(DOCUMENT EXTRACT begins)

Tactile-Driven Pre-Training and Generalization

Large-scale pre-training on H-Tac enables TTP to learn rich, aligned representations for vision, language, action, and tactile modalities. The model captures fine-grained physical interaction dynamics essential for robust, dexterous behavior. Qualitative visualization confirms that TTP can accurately predict hand motion and tactile feedback not just for in-distribution examples, but also for out-of-distribution and inpainted scenes, indicative of strong generalization. Figure 6

Figure 6: TTP predictions of tactile feedback and hand motion generalize to out-of-distribution and inpainted input scenes.

Experimental Evaluation

Simulation Benchmarks

Comprehensive evaluation was performed on the LIBERO, LIBERO-plus, and RoboCasa simulation suites, using tactile proxy signals where no ground truth tactile data existed. Despite the additional token-level burden from tactile prediction, TTP demonstrated competitive or superior performance compared to top-performing VLA baselines, especially in long-horizon and zero-shot generalization splits.

Real-World Robotic Manipulation

A diverse set of real-robot experiments validated TTP's practical impact. Tasks covered a span from fine-grained (e.g., peeling, vase wiping) and contact-rich (e.g., pick-and-place with fragile objects, paper folding) to vision-ambiguous (e.g., plug insertion under occlusion) scenarios, realized with multiple robot arms and end effectors with different tactile sensor arrays. Figure 7

Figure 7: Hardware configurations for real-robot experiments, including both single and dual-arm, and various hand and gripper embodiments.

(DOCUMENT EXTRACT ends)
(INFORMATION begins)

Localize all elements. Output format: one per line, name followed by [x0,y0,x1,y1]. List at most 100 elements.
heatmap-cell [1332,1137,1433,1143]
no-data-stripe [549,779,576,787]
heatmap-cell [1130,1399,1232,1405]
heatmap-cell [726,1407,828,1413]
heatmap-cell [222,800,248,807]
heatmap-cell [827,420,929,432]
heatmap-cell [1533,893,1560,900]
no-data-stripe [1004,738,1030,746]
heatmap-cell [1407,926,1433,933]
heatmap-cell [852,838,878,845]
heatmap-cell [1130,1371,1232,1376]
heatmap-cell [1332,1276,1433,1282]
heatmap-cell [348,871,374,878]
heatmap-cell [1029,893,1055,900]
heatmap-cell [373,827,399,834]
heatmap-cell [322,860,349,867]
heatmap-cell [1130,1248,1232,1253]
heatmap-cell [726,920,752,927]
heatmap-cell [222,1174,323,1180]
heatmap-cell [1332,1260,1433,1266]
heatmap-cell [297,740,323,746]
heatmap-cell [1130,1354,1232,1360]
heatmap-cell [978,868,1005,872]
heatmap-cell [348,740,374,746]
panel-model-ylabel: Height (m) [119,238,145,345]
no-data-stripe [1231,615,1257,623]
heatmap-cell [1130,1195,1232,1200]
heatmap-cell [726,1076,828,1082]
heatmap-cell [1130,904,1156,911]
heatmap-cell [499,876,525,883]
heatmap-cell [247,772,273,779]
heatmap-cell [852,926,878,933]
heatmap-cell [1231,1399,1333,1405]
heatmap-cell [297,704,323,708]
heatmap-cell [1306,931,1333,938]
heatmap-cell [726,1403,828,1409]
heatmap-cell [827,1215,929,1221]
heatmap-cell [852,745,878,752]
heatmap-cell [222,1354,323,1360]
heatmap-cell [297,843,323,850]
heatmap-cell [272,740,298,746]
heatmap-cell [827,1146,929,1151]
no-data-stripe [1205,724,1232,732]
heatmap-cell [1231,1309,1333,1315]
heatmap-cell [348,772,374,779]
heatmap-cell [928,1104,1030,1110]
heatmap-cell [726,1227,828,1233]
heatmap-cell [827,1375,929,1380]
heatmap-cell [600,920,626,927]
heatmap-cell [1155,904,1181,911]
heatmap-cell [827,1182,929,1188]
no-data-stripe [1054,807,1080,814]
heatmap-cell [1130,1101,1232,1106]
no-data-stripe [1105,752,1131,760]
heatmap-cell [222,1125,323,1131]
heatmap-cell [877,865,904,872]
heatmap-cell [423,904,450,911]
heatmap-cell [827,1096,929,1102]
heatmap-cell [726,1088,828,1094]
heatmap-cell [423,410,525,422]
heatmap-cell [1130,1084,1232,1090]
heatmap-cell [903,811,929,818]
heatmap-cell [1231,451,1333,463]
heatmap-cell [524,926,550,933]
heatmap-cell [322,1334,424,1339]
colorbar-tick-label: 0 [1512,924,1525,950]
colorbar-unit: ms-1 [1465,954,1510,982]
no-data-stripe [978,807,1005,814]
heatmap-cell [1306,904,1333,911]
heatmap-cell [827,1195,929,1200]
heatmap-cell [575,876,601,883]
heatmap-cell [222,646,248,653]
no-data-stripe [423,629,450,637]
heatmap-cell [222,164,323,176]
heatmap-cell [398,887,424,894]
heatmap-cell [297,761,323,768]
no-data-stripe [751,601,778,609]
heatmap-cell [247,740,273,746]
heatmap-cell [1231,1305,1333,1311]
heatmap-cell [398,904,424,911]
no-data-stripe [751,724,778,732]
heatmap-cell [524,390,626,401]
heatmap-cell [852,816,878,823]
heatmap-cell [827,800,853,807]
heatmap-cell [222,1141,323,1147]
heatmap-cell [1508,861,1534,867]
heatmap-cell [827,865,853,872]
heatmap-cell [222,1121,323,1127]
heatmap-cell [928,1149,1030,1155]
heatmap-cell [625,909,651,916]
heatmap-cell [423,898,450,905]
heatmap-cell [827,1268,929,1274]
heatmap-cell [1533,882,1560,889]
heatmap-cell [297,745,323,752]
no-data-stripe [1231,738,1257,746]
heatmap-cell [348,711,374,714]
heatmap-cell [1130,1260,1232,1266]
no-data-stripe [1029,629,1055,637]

(INFORMATION ends)

REQUIRED ACTIONS.
a – In the passage on tactile-driven pre-training, which simulation suites were used for the comprehensive evaluation?
b – Write the next part of the passage on tactile-driven pre-training, continuing after its final sentence.

ANSWERS BY ITEM.
a – LIBERO, LIBERO-plus, and RoboCasa.

b –
Figure 8

Figure 8: TTP consistently exceeds alternative baselines in precise, fine-grained manipulation across real-robot tasks.

TTP produced large, consistent gains in metrics such as length of peeled skin (>20 cm, a margin far above competitive methods), successful undamaged pick-and-place with fragile objects, and superior performance under occlusion or changing object materials. Out-of-distribution (OOD) tests further demonstrated TTP's robustness to novel objects (e.g., carrots, cucumbers, unseen paper), scene configurations, and sensor interruptions. Figure 9

Figure 9: In-distribution real-robot task demonstrations across peeling, wiping, folding, picking, and plugging tasks.

Figure 10

Figure 10: OOD real-robot demonstrations show TTP's generalization to unseen objects, materials, and significant perceptual variation.

Ablation studies confirmed the necessity of both the tactile expert and MPG module, as well as the benefits of scaling dataset size. Notably, TTP without tactile pre-training suffered noticeable degradation, confirming the value of human-centric tactile knowledge as a transfer scaffold.

Implications and Future Directions

TTP evidences that high-fidelity human-to-robot skill transfer is achievable when tactile information is captured and structured at scale. The unified tactile/action backbone and explicit tactile dynamic modeling facilitate a new class of VTLA models that achieve robust, generalizable contact-rich manipulation across radically different embodiments. The demonstrated architectural generality paves the way towards universal robot learning agents able to seamlessly incorporate new sensor modalities.

Key directions for further research include (i) extending unified tactile/action representations to new sensor and effector designs, (ii) scaling up the variety and realism of human-centric data for broader task domains, and (iii) fusing tactile with other modalities such as proprioceptive force, temperature, or auditory feedback, towards holistic embodied intelligence.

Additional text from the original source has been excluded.